start Stored records
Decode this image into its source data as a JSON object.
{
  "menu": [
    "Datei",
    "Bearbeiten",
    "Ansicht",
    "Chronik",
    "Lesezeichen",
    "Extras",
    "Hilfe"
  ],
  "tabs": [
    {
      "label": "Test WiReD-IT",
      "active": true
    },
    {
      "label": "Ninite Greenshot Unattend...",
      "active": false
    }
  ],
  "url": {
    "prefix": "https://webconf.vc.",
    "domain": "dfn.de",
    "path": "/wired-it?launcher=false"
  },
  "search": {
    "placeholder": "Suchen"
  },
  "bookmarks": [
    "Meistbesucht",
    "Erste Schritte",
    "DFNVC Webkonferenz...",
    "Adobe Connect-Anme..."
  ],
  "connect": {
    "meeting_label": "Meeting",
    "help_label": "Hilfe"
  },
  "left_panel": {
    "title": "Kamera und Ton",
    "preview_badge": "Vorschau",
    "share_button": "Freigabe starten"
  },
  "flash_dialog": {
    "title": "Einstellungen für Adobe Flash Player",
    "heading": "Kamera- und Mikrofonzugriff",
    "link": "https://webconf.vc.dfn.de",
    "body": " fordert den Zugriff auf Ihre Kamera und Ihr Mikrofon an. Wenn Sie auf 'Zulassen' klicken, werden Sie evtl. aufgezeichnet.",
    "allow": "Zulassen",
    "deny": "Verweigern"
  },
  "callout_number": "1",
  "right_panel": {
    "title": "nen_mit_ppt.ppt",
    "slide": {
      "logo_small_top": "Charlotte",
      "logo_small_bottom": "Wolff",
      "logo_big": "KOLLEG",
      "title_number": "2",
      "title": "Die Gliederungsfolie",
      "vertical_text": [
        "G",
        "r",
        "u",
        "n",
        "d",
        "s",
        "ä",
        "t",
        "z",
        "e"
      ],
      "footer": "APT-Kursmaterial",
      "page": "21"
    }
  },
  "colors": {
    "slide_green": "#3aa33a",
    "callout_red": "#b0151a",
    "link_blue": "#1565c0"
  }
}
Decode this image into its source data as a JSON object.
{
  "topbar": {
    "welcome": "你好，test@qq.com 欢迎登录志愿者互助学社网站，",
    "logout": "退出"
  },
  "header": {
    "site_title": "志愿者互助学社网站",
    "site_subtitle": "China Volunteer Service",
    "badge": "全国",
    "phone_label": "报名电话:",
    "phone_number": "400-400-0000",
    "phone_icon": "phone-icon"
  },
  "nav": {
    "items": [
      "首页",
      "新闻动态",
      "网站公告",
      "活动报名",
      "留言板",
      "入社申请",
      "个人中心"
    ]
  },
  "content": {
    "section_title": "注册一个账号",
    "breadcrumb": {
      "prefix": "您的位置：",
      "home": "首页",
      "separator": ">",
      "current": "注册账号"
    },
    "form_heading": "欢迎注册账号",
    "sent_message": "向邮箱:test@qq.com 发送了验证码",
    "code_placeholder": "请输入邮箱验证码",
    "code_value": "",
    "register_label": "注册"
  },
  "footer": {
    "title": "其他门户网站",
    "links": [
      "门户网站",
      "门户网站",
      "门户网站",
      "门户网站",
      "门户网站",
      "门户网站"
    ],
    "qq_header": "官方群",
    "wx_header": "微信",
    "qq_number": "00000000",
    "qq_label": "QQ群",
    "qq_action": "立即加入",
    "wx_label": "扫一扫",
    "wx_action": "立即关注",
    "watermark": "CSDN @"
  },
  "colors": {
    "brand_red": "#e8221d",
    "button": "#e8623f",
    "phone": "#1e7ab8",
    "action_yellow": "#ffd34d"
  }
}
end Stored records
**Brief**
Lines of the listing that contain the word "Zulassen" are to be counted; report only their number.

**Solved problem**
2